### What to produce
Gather all lines in the entries below that include the word "settings".

# START OF Given records

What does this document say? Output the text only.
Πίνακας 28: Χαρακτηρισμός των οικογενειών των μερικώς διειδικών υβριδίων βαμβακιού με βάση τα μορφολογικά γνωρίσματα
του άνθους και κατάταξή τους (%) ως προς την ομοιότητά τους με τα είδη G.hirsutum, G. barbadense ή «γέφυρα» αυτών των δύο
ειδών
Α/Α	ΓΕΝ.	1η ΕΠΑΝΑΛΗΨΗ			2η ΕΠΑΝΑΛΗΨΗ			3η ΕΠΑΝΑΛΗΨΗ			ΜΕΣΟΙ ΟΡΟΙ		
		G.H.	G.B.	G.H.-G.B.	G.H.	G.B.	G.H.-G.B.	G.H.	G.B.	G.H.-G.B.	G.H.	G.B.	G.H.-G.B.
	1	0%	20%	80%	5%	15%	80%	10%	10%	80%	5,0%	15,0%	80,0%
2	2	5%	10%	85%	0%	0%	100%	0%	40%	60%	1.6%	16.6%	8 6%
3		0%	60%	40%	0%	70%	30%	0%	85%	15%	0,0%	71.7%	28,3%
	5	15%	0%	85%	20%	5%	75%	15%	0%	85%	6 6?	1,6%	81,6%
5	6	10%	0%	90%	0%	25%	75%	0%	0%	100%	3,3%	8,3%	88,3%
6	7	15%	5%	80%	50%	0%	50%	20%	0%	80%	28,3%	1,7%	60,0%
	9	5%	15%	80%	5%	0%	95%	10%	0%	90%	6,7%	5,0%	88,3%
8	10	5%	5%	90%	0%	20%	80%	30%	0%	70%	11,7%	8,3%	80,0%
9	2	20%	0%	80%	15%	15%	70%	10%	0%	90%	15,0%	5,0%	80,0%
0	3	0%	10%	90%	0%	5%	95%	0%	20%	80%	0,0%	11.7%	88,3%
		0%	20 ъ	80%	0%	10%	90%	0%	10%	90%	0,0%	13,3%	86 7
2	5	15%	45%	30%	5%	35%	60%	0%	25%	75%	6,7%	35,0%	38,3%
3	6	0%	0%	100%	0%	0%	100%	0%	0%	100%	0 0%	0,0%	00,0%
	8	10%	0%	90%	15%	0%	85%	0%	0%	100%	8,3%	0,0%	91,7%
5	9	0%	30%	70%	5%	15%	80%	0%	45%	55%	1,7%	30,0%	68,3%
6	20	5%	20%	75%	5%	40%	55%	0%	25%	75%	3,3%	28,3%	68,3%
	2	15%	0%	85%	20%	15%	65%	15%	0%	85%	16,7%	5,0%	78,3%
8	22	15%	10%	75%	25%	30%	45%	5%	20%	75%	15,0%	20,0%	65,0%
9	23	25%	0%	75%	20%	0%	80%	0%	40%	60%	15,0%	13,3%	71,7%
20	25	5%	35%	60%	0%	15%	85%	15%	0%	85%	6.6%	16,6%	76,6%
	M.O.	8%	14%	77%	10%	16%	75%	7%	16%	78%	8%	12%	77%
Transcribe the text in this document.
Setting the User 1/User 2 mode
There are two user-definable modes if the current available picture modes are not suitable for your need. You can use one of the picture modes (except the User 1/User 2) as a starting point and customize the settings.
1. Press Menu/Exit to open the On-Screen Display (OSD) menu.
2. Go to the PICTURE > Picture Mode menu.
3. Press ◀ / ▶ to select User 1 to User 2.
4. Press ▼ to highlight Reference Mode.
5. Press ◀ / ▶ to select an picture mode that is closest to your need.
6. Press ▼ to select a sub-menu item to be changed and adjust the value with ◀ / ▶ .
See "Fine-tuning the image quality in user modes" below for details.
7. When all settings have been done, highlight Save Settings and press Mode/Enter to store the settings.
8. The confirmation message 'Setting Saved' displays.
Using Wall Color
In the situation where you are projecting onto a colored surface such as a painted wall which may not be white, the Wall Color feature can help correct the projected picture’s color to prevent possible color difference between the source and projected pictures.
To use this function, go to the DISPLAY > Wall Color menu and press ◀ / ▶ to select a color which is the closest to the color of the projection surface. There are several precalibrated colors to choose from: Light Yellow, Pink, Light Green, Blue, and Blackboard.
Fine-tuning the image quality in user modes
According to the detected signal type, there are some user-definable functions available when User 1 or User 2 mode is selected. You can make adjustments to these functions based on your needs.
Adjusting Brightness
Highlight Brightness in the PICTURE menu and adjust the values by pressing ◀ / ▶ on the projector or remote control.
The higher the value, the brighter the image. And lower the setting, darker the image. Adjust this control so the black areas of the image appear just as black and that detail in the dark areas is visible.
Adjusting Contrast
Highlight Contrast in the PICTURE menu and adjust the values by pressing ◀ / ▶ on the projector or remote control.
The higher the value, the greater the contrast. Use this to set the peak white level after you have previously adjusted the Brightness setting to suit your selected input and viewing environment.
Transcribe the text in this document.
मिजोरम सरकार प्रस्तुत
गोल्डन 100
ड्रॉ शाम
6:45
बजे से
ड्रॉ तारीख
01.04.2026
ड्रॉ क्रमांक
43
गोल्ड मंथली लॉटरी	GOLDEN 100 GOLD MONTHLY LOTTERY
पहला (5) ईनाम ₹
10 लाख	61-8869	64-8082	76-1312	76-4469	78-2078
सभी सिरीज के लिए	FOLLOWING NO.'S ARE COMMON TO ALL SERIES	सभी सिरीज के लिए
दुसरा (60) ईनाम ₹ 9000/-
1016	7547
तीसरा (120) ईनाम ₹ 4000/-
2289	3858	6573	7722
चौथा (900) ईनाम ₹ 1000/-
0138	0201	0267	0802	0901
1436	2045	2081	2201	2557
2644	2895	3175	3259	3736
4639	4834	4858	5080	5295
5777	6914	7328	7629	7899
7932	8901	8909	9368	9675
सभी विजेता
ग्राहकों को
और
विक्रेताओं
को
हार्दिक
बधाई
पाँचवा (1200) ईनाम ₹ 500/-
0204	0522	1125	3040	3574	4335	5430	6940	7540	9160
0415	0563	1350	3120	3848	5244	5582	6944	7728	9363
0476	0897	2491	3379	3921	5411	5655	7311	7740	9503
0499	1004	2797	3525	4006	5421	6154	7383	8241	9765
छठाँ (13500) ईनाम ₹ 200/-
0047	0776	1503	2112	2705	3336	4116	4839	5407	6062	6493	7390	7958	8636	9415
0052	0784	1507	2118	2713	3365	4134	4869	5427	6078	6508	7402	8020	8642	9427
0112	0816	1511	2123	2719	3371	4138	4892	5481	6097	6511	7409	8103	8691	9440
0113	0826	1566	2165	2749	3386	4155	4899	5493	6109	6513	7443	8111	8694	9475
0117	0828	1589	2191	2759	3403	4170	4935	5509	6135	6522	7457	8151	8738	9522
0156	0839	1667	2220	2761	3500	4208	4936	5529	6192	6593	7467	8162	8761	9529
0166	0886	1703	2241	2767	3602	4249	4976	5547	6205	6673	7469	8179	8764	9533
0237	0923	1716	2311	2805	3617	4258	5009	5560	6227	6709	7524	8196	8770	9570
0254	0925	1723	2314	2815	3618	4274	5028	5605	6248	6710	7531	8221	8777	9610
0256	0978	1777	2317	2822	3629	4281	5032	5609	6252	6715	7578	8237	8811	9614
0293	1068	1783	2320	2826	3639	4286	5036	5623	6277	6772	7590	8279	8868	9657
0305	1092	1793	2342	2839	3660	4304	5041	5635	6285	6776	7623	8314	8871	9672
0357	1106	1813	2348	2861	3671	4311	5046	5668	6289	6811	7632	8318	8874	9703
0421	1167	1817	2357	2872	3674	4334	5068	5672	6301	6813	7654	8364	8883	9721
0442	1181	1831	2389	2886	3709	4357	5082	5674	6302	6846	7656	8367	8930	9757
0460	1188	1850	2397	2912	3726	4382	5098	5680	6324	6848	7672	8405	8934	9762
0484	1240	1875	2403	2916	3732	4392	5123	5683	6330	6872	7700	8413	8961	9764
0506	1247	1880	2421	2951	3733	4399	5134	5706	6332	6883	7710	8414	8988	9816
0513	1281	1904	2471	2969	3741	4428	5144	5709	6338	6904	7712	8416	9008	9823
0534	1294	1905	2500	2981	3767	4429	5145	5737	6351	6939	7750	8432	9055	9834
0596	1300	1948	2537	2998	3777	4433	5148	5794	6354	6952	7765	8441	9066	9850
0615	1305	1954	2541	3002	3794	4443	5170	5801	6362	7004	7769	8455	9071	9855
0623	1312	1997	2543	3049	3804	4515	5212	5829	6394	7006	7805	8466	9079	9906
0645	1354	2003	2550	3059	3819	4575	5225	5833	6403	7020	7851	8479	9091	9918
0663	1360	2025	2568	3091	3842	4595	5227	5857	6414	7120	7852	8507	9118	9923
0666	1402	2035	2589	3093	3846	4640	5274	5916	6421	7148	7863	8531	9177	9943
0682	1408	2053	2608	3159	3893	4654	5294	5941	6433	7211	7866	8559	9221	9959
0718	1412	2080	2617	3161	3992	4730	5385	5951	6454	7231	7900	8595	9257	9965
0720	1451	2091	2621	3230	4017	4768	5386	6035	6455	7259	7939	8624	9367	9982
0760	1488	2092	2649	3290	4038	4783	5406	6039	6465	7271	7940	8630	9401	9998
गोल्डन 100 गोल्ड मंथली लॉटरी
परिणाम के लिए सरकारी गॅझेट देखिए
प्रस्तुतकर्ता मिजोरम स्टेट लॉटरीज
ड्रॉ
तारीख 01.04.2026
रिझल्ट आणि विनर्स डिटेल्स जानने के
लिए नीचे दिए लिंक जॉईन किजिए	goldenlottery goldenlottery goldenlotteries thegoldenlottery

# END OF Given records

### Expected output
There are two user-definable modes if the current available picture modes are not suitable for your need. You can use one of the picture modes (except the User 1/User 2) as a starting point and customize the settings.
7. When all settings have been done, highlight Save Settings and press Mode/Enter to store the settings.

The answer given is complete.